### Brief A
Return the listing's lines from the line containing "Bar [255,207,348,273]" through the line containing "Point [513,41,523,46]", both included, reproducing each one character for character.

Ballad Of A Thin Man (Part 1): Along came Jones

by Jochen Markhorst

Alice has barely descended into the rabbit-hole and has just had her first disruptive experiences, and she already sighs: “I am so very tired of being all alone here!”

That is not the only emotion she shares with poor Mr Jones. Like Alice, and like Kafka’s Josef K. for example, Mr Jones walks around in a world whose mores are completely incomprehensible to him. The actions of the opponents do not make any sense to; the answers to his astonished questions only add to the bewilderment;

And you say, “For what reason?”
And he says, “How?”
And you say, “What does this mean?”

 The dialogue builds a setting tending towards absurdism, a setting which is often used by writers and filmmakers. Sometimes to produce a comic effect (Jacques Tati, for example), but more often to depict oppression; the viewer or reader identifies with the protagonist and sympathizes with the alienation. Apart from Alice In Wonderland and three quarters of Kafka’s oeuvre, we also know it from films such as Antonioni’s Red Desert (1964) and Chaplin’s Modern Times (1936) and, well, even Karl Marx analyses the phenomenon of alienation as an artist’s trap in Das Kapital (1867).

### Brief B
Continue the essay on "Ballad of a Thin Man" from where it stops.

### Information given
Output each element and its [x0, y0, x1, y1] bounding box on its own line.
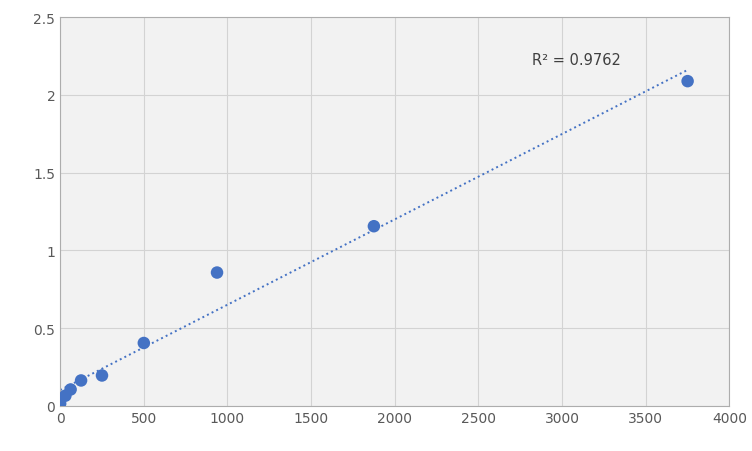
Text: R² = 0.9762: R² = 0.9762	[532, 53, 621, 68]
Point	[368, 223, 380, 230]
Point	[75, 377, 87, 384]
Point	[211, 269, 223, 276]
Point	[96, 372, 108, 379]
Point	[59, 392, 71, 400]
Point	[65, 386, 77, 393]
Point	[681, 78, 693, 86]
Point	[54, 400, 66, 407]
Point	[138, 340, 150, 347]
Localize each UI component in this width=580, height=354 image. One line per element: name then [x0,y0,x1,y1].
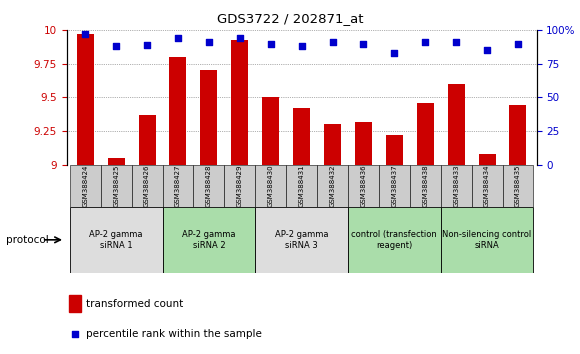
Bar [255,207,348,273]
Text: Non-silencing control
siRNA: Non-silencing control siRNA [443,230,532,250]
Text: GSM388436: GSM388436 [360,165,367,207]
Text: GSM388438: GSM388438 [422,165,428,207]
Text: protocol: protocol [6,235,49,245]
Text: transformed count: transformed count [86,298,184,309]
Text: GSM388434: GSM388434 [484,165,490,207]
Bar [69,295,81,312]
Text: GSM388431: GSM388431 [299,165,304,207]
Text: AP-2 gamma
siRNA 1: AP-2 gamma siRNA 1 [89,230,143,250]
Bar [108,158,125,165]
Bar [386,135,403,165]
Bar [472,165,502,207]
Bar [324,124,341,165]
Bar [162,165,193,207]
Bar [317,165,348,207]
Point [111,44,121,49]
Text: GSM388430: GSM388430 [268,165,274,207]
Text: GSM388429: GSM388429 [237,165,243,207]
Bar [509,105,527,165]
Text: AP-2 gamma
siRNA 2: AP-2 gamma siRNA 2 [182,230,235,250]
Point [390,50,399,56]
Text: GDS3722 / 202871_at: GDS3722 / 202871_at [217,12,363,25]
Point [71,331,80,337]
Point [513,41,523,46]
Text: GSM388432: GSM388432 [329,165,335,207]
Bar [441,165,472,207]
Point [235,35,244,41]
Bar [293,108,310,165]
Bar [348,207,441,273]
Bar [200,70,218,165]
Bar [139,115,155,165]
Bar [70,165,101,207]
Text: GSM388437: GSM388437 [392,165,397,207]
Point [81,31,90,37]
Bar [379,165,410,207]
Text: control (transfection
reagent): control (transfection reagent) [351,230,437,250]
Bar [502,165,534,207]
Text: percentile rank within the sample: percentile rank within the sample [86,329,262,339]
Point [328,39,337,45]
Point [173,35,183,41]
Bar [169,57,186,165]
Bar [132,165,162,207]
Point [359,41,368,46]
Bar [162,207,255,273]
Text: AP-2 gamma
siRNA 3: AP-2 gamma siRNA 3 [275,230,328,250]
Point [297,44,306,49]
Point [204,39,213,45]
Text: GSM388435: GSM388435 [515,165,521,207]
Point [483,47,492,53]
Bar [77,34,94,165]
Text: GSM388433: GSM388433 [453,165,459,207]
Bar [193,165,224,207]
Bar [448,84,465,165]
Bar [410,165,441,207]
Point [451,39,461,45]
Text: GSM388424: GSM388424 [82,165,88,207]
Bar [224,165,255,207]
Bar [441,207,534,273]
Text: GSM388425: GSM388425 [113,165,119,207]
Bar [286,165,317,207]
Bar [101,165,132,207]
Point [143,42,152,48]
Bar [417,103,434,165]
Point [420,39,430,45]
Text: GSM388426: GSM388426 [144,165,150,207]
Bar [478,154,495,165]
Bar [348,165,379,207]
Point [266,41,276,46]
Bar [231,40,248,165]
Bar [262,97,279,165]
Bar [255,165,286,207]
Text: GSM388428: GSM388428 [206,165,212,207]
Bar [355,121,372,165]
Bar [70,207,162,273]
Text: GSM388427: GSM388427 [175,165,181,207]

### Answer A
Bar [255,207,348,273]
Text: Non-silencing control
siRNA: Non-silencing control siRNA [443,230,532,250]
Text: GSM388436: GSM388436 [360,165,367,207]
Text: GSM388438: GSM388438 [422,165,428,207]
Text: protocol: protocol [6,235,49,245]
Text: transformed count: transformed count [86,298,184,309]
Text: GSM388434: GSM388434 [484,165,490,207]
Bar [69,295,81,312]
Text: GSM388431: GSM388431 [299,165,304,207]
Text: AP-2 gamma
siRNA 1: AP-2 gamma siRNA 1 [89,230,143,250]
Bar [108,158,125,165]
Bar [386,135,403,165]
Bar [472,165,502,207]
Bar [324,124,341,165]
Bar [162,165,193,207]
Bar [317,165,348,207]
Point [111,44,121,49]
Text: GSM388430: GSM388430 [268,165,274,207]
Text: GSM388429: GSM388429 [237,165,243,207]
Bar [509,105,527,165]
Text: AP-2 gamma
siRNA 2: AP-2 gamma siRNA 2 [182,230,235,250]
Point [390,50,399,56]
Text: GDS3722 / 202871_at: GDS3722 / 202871_at [217,12,363,25]
Point [71,331,80,337]
Point [513,41,523,46]

### Answer B
This won’t be the last time Dylan makes use of it either; in half of the songs he writes for John Wesley Harding, two years later, a protagonist is lost in another reality with irrational opponents (“Drifter’s Escape”, especially, but also in “The Ballad Of Frankie Lee And Judas Priest”, “All Along The Watchtower” and “As I Went Out One Morning”). Before that, in the Basement, alienation as a motif of a song does pop up a couple of times, too. “Lo And Behold” has similar disruptive dialogues as Mr. Jones;

“What’s the matter, Molly, dear
What’s the matter with your mound?”
“What’s it to ya, Moby Dick?
This is chicken town!”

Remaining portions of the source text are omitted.